▶ **Challenge**: Omit the images, then output each of the records below exactly.
##### Data for the task #####
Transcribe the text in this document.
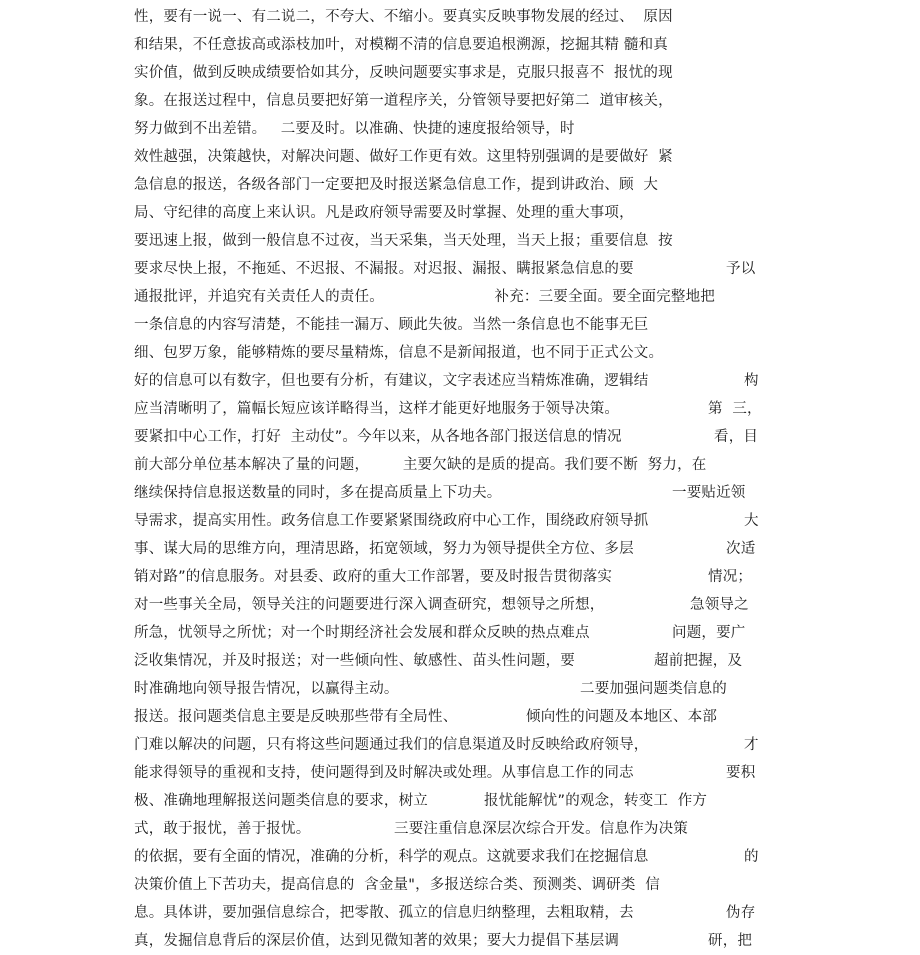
性，要有一说一、有二说二，不夸大、不缩小。要真实反映事物发展的经过、  原因
和结果，不任意拔高或添枝加叶，对模糊不清的信息要追根溯源，挖掘其精 髓和真
实价值，做到反映成绩要恰如其分，反映问题要实事求是，克服只报喜不  报忧的现
象。在报送过程中，信息员要把好第一道程序关，分管领导要把好第二  道审核关，
努力做到不出差错。   二要及时。以准确、快捷的速度报给领导，时
效性越强，决策越快，对解决问题、做好工作更有效。这里特别强调的是要做好  紧
急信息的报送，各级各部门一定要把及时报送紧急信息工作，提到讲政治、顾  大
局、守纪律的高度上来认识。凡是政府领导需要及时掌握、处理的重大事项，
要迅速上报，做到一般信息不过夜，当天采集，当天处理，当天上报；重要信息  按
要求尽快上报，不拖延、不迟报、不漏报。对迟报、漏报、瞒报紧急信息的要	予以
通报批评，并追究有关责任人的责任。                       补充：三要全面。要全面完整地把
一条信息的内容写清楚，不能挂一漏万、顾此失彼。当然一条信息也不能事无巨
细、包罗万象，能够精炼的要尽量精炼，信息不是新闻报道，也不同于正式公文。
好的信息可以有数字，但也要有分析，有建议，文字表述应当精炼准确，逻辑结	构
应当清晰明了，篇幅长短应该详略得当，这样才能更好地服务于领导决策。	第  三，
要紧扣中心工作，打好  主动仗”。今年以来，从各地各部门报送信息的情况	看，目
前大部分单位基本解决了量的问题，       主要欠缺的是质的提高。我们要不断  努力，在
继续保持信息报送数量的同时，多在提高质量上下功夫。	一要贴近领
导需求，提高实用性。政务信息工作要紧紧围绕政府中心工作，围绕政府领导抓	大
事、谋大局的思维方向，理清思路，拓宽领域，努力为领导提供全方位、多层	次适
销对路”的信息服务。对县委、政府的重大工作部署，要及时报告贯彻落实	情况；
对一些事关全局，领导关注的问题要进行深入调查研究，想领导之所想，	急领导之
所急，忧领导之所忧；对一个时期经济社会发展和群众反映的热点难点	问题，要广
泛收集情况，并及时报送；对一些倾向性、敏感性、苗头性问题，要	超前把握，及
时准确地向领导报告情况，以赢得主动。	二要加强问题类信息的
报送。报问题类信息主要是反映那些带有全局性、	倾向性的问题及本地区、本部
门难以解决的问题，只有将这些问题通过我们的信息渠道及时反映给政府领导，	才
能求得领导的重视和支持，使问题得到及时解决或处理。从事信息工作的同志	要积
极、准确地理解报送问题类信息的要求，树立	报忧能解忧”的观念，转变工  作方
式，敢于报忧，善于报忧。	三要注重信息深层次综合开发。信息作为决策
的依据，要有全面的情况，准确的分析，科学的观点。这就要求我们在挖掘信息	的
决策价值上下苦功夫，提高信息的  含金量"，多报送综合类、预测类、调研类  信
息。具体讲，要加强信息综合，把零散、孤立的信息归纳整理，去粗取精，去	伪存
真，发掘信息背后的深层价值，达到见微知著的效果；要大力提倡下基层调	研，把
#####
▶ **Solution**:
Transcribe the text in this document.
性，要有一说一、有二说二，不夸大、不缩小。要真实反映事物发展的经过、  原因
和结果，不任意拔高或添枝加叶，对模糊不清的信息要追根溯源，挖掘其精 髓和真
实价值，做到反映成绩要恰如其分，反映问题要实事求是，克服只报喜不  报忧的现
象。在报送过程中，信息员要把好第一道程序关，分管领导要把好第二  道审核关，
努力做到不出差错。   二要及时。以准确、快捷的速度报给领导，时
效性越强，决策越快，对解决问题、做好工作更有效。这里特别强调的是要做好  紧
急信息的报送，各级各部门一定要把及时报送紧急信息工作，提到讲政治、顾  大
局、守纪律的高度上来认识。凡是政府领导需要及时掌握、处理的重大事项，
要迅速上报，做到一般信息不过夜，当天采集，当天处理，当天上报；重要信息  按
要求尽快上报，不拖延、不迟报、不漏报。对迟报、漏报、瞒报紧急信息的要	予以
通报批评，并追究有关责任人的责任。                       补充：三要全面。要全面完整地把
一条信息的内容写清楚，不能挂一漏万、顾此失彼。当然一条信息也不能事无巨
细、包罗万象，能够精炼的要尽量精炼，信息不是新闻报道，也不同于正式公文。
好的信息可以有数字，但也要有分析，有建议，文字表述应当精炼准确，逻辑结	构
应当清晰明了，篇幅长短应该详略得当，这样才能更好地服务于领导决策。	第  三，
要紧扣中心工作，打好  主动仗”。今年以来，从各地各部门报送信息的情况	看，目
前大部分单位基本解决了量的问题，       主要欠缺的是质的提高。我们要不断  努力，在
继续保持信息报送数量的同时，多在提高质量上下功夫。	一要贴近领
导需求，提高实用性。政务信息工作要紧紧围绕政府中心工作，围绕政府领导抓	大
事、谋大局的思维方向，理清思路，拓宽领域，努力为领导提供全方位、多层	次适
销对路”的信息服务。对县委、政府的重大工作部署，要及时报告贯彻落实	情况；
对一些事关全局，领导关注的问题要进行深入调查研究，想领导之所想，	急领导之
所急，忧领导之所忧；对一个时期经济社会发展和群众反映的热点难点	问题，要广
泛收集情况，并及时报送；对一些倾向性、敏感性、苗头性问题，要	超前把握，及
时准确地向领导报告情况，以赢得主动。	二要加强问题类信息的
报送。报问题类信息主要是反映那些带有全局性、	倾向性的问题及本地区、本部
门难以解决的问题，只有将这些问题通过我们的信息渠道及时反映给政府领导，	才
能求得领导的重视和支持，使问题得到及时解决或处理。从事信息工作的同志	要积
极、准确地理解报送问题类信息的要求，树立	报忧能解忧”的观念，转变工  作方
式，敢于报忧，善于报忧。	三要注重信息深层次综合开发。信息作为决策
的依据，要有全面的情况，准确的分析，科学的观点。这就要求我们在挖掘信息	的
决策价值上下苦功夫，提高信息的  含金量"，多报送综合类、预测类、调研类  信
息。具体讲，要加强信息综合，把零散、孤立的信息归纳整理，去粗取精，去	伪存
真，发掘信息背后的深层价值，达到见微知著的效果；要大力提倡下基层调	研，把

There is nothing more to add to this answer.